## Task material
● ● ● ●

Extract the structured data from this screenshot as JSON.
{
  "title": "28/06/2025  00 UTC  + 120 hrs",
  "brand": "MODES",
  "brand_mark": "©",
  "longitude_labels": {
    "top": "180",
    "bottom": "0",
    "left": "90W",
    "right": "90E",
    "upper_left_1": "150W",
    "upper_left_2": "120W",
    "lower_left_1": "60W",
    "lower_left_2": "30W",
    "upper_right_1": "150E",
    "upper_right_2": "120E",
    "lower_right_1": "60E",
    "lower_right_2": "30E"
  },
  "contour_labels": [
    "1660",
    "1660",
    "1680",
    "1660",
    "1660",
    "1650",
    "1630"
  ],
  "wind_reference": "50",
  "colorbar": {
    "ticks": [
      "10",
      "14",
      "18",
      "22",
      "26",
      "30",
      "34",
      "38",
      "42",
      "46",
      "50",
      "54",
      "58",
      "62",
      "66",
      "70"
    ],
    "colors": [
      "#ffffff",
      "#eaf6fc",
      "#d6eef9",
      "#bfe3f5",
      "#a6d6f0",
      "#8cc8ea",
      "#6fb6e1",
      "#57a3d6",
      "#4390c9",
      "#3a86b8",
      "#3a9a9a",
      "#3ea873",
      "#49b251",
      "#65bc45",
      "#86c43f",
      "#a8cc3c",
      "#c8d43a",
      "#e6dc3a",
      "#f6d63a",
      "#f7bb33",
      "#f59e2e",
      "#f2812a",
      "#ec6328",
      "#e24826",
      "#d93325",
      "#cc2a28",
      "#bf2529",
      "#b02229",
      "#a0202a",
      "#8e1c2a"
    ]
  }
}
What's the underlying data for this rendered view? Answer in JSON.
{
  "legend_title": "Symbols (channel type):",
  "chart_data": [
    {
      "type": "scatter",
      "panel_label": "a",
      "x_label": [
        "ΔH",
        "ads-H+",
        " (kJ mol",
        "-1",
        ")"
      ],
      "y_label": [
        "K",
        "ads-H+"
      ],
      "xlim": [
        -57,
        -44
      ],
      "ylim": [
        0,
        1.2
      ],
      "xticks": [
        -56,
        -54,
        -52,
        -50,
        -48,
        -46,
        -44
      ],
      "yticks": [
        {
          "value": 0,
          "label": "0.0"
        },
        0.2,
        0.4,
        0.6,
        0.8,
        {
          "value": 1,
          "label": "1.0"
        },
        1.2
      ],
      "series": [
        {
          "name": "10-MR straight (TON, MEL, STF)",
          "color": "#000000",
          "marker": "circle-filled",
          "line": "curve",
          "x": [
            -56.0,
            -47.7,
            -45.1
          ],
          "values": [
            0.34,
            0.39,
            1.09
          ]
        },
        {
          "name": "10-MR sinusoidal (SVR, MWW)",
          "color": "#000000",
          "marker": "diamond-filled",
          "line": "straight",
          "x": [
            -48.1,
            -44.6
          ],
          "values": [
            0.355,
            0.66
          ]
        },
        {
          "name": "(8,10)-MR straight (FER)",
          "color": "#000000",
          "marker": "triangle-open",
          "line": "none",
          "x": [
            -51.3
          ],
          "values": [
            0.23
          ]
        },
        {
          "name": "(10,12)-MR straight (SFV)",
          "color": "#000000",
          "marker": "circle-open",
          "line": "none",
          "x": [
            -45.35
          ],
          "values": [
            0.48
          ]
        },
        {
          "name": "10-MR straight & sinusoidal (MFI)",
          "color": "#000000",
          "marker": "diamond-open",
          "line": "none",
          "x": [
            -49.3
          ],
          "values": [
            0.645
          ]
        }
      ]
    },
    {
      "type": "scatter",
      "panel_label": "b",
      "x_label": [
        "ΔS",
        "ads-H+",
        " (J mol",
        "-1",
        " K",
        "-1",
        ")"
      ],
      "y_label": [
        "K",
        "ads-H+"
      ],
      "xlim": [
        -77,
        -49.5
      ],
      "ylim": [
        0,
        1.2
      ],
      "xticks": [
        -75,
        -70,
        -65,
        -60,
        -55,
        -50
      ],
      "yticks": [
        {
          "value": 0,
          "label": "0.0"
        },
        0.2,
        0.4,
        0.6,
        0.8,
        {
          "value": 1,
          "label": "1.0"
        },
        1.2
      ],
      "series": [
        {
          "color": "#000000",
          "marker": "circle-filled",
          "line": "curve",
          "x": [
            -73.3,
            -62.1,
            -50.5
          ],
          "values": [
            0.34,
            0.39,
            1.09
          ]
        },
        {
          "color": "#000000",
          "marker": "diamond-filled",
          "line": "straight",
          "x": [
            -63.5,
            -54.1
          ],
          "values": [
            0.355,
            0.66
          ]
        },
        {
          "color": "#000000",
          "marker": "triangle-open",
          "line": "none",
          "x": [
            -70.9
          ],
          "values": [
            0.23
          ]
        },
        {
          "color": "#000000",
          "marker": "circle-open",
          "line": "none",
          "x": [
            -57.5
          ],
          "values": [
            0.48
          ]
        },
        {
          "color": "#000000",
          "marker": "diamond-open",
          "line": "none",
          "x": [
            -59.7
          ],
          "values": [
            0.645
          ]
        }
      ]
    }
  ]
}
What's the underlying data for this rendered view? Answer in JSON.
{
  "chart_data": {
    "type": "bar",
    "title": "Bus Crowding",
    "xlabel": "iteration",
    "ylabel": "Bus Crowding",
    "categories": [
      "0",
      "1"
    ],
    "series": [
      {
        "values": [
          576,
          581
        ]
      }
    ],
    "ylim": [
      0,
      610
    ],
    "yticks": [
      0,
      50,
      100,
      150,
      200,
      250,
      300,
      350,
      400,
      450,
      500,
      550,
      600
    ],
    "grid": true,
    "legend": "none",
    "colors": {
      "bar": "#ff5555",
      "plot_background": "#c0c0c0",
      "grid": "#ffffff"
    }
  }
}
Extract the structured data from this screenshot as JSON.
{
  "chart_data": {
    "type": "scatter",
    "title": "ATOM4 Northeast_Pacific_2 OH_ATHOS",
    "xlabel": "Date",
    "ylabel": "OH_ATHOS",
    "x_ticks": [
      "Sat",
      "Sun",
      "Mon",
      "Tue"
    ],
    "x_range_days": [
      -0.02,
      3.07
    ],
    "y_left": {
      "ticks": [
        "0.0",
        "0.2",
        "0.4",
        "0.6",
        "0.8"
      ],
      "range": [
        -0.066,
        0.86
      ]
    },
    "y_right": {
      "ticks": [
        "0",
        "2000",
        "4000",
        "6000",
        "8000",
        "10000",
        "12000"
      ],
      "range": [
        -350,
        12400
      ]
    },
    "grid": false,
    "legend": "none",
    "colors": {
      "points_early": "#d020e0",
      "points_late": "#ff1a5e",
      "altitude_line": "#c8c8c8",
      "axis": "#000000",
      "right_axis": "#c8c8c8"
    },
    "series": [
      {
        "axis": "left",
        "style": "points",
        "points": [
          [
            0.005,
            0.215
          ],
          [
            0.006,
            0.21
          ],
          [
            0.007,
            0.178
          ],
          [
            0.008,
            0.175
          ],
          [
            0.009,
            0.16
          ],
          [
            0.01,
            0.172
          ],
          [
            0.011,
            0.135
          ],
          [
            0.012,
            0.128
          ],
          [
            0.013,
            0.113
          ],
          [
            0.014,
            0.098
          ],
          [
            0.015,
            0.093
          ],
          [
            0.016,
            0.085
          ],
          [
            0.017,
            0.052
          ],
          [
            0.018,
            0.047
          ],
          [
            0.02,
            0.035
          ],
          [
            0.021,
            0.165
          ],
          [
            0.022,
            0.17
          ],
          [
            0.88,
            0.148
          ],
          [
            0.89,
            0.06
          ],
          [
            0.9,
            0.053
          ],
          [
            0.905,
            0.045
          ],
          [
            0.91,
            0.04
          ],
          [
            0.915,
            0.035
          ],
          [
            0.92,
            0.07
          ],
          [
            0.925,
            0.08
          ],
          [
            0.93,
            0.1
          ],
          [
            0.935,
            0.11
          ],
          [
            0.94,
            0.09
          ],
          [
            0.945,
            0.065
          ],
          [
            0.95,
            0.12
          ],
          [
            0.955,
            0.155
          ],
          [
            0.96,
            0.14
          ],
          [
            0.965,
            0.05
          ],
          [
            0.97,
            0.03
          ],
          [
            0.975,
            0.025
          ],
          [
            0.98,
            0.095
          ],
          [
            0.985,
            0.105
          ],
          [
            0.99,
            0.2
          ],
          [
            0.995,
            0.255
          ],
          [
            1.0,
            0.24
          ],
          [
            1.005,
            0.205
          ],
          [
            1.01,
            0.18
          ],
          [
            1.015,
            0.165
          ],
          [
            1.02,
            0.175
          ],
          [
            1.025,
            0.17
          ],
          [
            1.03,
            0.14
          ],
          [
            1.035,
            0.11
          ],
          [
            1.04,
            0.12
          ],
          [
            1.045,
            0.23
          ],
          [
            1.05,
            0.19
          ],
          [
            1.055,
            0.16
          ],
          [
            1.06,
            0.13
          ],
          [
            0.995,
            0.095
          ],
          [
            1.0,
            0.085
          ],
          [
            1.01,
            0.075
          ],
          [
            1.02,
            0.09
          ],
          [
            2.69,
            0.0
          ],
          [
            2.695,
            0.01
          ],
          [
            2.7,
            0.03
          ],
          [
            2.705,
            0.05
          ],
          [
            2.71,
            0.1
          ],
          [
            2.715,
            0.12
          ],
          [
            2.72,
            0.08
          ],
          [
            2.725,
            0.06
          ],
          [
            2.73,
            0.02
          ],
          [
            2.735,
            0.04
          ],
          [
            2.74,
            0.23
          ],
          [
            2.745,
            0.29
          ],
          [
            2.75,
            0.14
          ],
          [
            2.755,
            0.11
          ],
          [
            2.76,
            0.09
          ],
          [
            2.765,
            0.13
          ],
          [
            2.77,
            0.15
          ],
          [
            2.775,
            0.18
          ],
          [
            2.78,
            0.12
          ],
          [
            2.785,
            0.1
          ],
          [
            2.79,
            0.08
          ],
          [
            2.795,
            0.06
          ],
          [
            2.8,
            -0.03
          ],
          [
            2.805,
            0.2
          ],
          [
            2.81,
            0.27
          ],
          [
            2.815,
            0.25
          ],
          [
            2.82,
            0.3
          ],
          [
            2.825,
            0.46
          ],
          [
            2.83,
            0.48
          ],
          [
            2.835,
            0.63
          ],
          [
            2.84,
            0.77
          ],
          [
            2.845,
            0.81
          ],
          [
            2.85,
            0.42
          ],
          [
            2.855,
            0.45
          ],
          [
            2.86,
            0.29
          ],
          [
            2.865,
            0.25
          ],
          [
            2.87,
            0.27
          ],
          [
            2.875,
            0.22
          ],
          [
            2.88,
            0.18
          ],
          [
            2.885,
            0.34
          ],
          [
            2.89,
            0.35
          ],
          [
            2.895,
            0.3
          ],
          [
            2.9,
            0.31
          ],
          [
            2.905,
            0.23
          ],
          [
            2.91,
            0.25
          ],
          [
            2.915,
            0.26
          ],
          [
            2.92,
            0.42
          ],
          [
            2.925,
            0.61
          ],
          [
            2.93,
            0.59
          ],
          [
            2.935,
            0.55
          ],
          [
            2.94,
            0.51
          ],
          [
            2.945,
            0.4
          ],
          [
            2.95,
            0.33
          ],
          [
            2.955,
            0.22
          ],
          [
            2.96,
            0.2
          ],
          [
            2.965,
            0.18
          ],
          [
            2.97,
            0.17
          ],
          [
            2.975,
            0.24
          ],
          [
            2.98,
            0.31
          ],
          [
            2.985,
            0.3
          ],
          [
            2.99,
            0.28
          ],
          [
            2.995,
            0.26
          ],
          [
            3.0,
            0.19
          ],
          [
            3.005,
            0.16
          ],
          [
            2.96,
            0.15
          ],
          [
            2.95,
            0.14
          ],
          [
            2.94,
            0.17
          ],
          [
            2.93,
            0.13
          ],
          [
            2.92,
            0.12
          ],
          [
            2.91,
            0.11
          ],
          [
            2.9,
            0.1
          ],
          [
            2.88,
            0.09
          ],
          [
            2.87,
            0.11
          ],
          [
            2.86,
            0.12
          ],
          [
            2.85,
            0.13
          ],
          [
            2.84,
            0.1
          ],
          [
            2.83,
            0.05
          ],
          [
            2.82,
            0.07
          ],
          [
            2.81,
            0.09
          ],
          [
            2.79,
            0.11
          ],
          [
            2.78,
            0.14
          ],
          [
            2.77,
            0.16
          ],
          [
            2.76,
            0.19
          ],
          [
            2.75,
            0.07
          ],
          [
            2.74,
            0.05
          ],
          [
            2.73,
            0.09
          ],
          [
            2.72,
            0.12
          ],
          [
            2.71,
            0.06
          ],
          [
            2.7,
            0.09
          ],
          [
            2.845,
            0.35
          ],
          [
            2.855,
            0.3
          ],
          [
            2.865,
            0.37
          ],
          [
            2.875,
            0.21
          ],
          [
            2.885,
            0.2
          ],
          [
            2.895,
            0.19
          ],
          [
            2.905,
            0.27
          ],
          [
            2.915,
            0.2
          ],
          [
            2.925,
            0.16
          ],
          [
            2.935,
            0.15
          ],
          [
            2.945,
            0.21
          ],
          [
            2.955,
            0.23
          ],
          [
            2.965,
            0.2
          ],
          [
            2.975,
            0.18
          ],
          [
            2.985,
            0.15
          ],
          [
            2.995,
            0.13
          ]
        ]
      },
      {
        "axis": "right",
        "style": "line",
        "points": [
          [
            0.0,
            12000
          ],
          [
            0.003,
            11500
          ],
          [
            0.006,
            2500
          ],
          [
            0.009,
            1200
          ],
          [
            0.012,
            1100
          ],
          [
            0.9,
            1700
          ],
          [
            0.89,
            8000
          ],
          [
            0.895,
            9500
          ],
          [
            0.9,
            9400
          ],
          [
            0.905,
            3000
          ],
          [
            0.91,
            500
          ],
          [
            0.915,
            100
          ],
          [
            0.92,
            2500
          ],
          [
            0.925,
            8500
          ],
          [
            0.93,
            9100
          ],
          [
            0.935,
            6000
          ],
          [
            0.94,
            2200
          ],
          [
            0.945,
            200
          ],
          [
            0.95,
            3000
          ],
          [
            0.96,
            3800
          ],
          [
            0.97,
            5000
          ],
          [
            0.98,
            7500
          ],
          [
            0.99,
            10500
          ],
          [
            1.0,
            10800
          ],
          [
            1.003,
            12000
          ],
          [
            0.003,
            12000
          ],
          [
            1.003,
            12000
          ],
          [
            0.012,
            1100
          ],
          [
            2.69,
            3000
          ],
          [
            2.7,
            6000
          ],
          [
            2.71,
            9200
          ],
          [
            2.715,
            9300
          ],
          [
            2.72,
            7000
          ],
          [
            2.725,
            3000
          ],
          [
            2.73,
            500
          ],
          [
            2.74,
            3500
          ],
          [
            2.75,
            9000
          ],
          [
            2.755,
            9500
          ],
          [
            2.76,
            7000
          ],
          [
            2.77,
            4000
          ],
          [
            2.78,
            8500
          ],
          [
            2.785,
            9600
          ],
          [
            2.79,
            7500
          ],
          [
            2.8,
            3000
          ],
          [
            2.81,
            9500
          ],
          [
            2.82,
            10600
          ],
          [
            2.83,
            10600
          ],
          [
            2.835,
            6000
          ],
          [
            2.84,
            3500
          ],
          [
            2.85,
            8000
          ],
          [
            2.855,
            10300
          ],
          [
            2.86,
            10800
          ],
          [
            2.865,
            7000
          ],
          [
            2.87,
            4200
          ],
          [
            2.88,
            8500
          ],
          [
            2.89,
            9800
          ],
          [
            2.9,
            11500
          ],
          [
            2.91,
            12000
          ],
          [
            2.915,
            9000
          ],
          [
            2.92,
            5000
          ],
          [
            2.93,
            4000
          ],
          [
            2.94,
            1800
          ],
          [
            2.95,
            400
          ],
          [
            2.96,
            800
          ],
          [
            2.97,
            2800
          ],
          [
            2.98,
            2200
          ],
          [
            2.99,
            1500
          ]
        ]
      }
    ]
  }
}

● ● ● ●

## Task brief
Return every line from the records above that holds the word "type".

## Exercise output
  "legend_title": "Symbols (channel type):",
      "type": "scatter",
      "type": "scatter",
    "type": "bar",
    "type": "scatter",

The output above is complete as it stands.